■ Dataset excerpts ■
-- begin --

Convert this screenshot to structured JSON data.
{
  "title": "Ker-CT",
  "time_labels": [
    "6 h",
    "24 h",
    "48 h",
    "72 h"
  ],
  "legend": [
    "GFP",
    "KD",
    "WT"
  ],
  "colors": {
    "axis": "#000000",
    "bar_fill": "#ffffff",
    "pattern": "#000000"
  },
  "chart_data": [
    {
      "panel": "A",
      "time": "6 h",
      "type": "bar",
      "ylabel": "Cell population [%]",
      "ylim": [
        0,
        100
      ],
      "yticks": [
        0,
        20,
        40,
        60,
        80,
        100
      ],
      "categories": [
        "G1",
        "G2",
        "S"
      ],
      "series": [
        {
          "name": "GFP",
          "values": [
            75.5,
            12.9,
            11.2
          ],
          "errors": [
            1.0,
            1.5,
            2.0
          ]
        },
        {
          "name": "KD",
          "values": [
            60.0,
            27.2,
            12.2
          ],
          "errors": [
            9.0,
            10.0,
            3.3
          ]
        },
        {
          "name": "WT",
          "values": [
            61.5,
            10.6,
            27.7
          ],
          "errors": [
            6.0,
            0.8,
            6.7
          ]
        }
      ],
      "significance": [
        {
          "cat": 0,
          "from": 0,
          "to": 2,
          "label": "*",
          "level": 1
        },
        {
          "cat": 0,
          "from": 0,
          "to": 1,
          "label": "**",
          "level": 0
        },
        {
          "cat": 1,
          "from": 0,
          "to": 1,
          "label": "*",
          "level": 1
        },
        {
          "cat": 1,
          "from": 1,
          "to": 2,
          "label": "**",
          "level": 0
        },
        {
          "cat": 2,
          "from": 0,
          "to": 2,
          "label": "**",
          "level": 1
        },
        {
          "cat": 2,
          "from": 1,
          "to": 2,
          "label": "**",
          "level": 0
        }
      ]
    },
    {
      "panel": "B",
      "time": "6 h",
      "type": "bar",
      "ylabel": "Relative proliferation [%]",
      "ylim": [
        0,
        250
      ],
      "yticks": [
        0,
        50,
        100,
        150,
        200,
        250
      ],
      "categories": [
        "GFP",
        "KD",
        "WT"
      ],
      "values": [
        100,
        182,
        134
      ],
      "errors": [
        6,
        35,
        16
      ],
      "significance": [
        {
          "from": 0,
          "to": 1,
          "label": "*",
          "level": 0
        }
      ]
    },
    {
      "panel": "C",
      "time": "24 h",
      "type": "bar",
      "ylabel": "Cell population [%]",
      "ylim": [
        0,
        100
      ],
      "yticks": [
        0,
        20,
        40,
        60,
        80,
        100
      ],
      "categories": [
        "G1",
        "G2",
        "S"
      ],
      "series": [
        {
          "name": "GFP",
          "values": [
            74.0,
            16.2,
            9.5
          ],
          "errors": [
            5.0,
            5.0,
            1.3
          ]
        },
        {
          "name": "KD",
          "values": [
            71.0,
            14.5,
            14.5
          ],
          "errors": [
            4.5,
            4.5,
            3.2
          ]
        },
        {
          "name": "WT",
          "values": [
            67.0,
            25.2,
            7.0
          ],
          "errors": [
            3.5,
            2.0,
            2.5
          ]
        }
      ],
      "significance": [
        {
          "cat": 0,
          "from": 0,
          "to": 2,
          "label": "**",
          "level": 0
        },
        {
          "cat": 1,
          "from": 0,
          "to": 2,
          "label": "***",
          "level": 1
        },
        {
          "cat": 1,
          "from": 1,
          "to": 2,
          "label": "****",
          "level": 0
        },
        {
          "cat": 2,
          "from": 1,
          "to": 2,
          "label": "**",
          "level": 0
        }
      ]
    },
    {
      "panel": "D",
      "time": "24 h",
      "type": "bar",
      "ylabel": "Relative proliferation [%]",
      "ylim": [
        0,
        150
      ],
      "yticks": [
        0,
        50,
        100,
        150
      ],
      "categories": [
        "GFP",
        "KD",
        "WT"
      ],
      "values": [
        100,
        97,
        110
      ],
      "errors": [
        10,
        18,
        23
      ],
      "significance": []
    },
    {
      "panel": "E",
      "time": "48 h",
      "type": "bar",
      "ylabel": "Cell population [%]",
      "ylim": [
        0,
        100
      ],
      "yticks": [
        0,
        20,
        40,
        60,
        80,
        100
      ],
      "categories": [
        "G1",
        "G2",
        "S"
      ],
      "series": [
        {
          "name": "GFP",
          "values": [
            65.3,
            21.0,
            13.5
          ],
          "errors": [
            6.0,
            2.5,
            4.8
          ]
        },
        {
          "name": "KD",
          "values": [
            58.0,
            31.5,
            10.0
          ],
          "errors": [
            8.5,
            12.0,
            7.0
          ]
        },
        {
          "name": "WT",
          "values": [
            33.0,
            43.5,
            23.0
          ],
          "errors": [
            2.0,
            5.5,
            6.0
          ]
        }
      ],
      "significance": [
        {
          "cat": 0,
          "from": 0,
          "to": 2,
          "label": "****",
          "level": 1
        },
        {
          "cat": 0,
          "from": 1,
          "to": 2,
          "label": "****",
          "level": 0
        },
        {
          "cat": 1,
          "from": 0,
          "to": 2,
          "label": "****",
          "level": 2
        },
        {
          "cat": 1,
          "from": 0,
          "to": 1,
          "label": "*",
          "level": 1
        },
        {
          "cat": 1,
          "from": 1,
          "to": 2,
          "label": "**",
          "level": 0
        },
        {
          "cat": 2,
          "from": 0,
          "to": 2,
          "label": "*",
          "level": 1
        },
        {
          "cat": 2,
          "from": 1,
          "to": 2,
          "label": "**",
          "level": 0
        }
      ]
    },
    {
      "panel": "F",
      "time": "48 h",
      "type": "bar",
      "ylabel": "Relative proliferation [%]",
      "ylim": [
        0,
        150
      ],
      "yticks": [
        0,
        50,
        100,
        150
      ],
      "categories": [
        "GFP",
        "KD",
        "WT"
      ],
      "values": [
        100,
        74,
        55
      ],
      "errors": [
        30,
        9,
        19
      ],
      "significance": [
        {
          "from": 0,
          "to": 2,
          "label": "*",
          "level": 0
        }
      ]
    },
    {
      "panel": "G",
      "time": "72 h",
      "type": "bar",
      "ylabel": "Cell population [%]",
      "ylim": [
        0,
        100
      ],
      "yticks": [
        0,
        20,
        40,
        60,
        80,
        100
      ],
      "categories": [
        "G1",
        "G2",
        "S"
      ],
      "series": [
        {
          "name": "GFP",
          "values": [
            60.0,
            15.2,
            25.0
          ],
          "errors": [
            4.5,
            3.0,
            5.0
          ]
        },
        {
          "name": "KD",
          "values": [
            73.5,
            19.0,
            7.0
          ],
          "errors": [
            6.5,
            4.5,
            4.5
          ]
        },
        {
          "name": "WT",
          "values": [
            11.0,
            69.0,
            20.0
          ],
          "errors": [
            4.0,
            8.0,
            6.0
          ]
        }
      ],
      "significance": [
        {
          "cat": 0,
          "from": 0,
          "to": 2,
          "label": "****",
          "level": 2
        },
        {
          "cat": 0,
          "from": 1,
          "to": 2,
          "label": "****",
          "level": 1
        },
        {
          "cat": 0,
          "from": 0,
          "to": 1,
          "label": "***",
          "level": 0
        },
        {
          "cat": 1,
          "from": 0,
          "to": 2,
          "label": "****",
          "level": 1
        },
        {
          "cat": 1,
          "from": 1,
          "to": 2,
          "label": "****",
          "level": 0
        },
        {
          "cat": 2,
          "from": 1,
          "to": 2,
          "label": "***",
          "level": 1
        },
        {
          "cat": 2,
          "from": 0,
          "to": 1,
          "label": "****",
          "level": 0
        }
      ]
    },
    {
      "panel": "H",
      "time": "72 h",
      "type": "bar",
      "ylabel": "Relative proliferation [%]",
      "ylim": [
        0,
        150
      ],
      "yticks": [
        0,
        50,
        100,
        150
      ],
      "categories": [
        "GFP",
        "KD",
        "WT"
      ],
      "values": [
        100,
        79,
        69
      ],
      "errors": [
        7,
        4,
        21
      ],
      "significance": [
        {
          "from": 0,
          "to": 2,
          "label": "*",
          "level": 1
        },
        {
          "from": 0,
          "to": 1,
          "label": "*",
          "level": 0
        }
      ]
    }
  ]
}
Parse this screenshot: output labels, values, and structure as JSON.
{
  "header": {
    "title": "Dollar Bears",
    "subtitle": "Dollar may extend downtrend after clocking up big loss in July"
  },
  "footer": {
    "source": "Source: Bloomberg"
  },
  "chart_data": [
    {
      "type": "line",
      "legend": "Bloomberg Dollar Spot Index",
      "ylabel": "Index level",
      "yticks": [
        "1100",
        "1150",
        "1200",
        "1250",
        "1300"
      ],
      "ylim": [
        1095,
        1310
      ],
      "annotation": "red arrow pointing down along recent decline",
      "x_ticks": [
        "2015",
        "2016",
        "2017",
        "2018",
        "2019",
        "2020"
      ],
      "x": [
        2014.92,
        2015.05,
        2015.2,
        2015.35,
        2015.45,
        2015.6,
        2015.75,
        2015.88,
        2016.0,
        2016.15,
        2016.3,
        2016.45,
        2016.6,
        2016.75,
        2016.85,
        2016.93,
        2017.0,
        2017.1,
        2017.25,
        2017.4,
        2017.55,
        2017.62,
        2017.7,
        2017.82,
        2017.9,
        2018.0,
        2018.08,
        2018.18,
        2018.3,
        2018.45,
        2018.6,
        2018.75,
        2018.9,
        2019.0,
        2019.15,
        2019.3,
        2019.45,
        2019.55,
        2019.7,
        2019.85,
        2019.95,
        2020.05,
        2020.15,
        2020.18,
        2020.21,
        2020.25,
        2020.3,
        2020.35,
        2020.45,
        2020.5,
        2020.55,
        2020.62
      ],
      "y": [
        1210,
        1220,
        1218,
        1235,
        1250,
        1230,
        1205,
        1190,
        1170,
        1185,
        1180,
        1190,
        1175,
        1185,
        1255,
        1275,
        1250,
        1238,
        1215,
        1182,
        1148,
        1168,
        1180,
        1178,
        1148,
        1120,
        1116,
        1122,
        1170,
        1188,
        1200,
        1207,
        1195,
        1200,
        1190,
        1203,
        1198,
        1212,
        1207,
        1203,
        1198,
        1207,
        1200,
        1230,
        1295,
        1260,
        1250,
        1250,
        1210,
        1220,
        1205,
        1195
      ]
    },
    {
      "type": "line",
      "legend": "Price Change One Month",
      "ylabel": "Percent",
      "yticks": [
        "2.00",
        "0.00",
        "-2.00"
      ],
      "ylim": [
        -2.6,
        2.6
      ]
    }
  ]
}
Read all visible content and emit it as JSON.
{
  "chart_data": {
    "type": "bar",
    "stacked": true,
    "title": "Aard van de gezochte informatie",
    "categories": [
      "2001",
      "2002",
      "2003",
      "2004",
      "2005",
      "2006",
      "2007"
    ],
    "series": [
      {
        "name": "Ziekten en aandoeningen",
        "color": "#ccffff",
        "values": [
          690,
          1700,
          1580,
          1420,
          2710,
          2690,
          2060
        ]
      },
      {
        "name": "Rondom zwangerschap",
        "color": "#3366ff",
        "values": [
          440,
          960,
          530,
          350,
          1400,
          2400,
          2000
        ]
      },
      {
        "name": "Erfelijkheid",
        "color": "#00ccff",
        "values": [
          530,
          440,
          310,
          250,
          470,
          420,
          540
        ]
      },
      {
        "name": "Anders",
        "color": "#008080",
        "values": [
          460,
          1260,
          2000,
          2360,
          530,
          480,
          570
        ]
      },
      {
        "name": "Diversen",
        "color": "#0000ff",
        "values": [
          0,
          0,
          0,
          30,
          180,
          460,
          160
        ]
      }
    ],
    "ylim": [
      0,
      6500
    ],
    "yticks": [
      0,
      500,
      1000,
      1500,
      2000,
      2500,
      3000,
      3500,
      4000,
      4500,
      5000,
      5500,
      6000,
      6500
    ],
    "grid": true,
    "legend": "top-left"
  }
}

-- end --

■ Given exercise ■
Read the entries and select each line where the word "Bloomberg" is found.

■ In response ■
    "source": "Source: Bloomberg"
      "legend": "Bloomberg Dollar Spot Index",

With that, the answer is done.